» **Exercise description**: Count how many lines hold the word "street" and give that number as the whole answer.

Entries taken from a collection
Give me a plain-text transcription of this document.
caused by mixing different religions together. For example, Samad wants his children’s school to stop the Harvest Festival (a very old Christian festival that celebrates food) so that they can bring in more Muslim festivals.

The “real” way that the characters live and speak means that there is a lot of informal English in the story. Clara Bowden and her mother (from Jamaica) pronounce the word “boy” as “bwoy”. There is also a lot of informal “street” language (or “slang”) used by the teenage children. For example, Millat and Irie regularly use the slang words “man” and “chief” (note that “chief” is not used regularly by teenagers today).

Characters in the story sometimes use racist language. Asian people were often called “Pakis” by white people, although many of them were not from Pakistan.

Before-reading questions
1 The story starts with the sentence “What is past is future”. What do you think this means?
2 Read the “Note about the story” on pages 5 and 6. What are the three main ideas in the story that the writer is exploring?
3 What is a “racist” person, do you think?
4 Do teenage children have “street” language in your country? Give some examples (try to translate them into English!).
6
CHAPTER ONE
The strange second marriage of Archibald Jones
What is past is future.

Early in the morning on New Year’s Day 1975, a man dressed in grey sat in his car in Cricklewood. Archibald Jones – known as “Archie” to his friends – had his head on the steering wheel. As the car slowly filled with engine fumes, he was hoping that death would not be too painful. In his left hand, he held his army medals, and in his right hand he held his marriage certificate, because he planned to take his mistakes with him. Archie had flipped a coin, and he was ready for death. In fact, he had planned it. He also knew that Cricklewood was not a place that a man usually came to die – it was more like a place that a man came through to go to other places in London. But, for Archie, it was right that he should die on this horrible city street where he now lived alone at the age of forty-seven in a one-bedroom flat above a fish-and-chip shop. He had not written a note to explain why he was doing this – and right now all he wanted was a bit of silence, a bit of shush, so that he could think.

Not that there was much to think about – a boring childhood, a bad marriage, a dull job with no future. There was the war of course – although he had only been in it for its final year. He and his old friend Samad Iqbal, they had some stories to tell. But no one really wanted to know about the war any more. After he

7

» **Answer for the task**: 3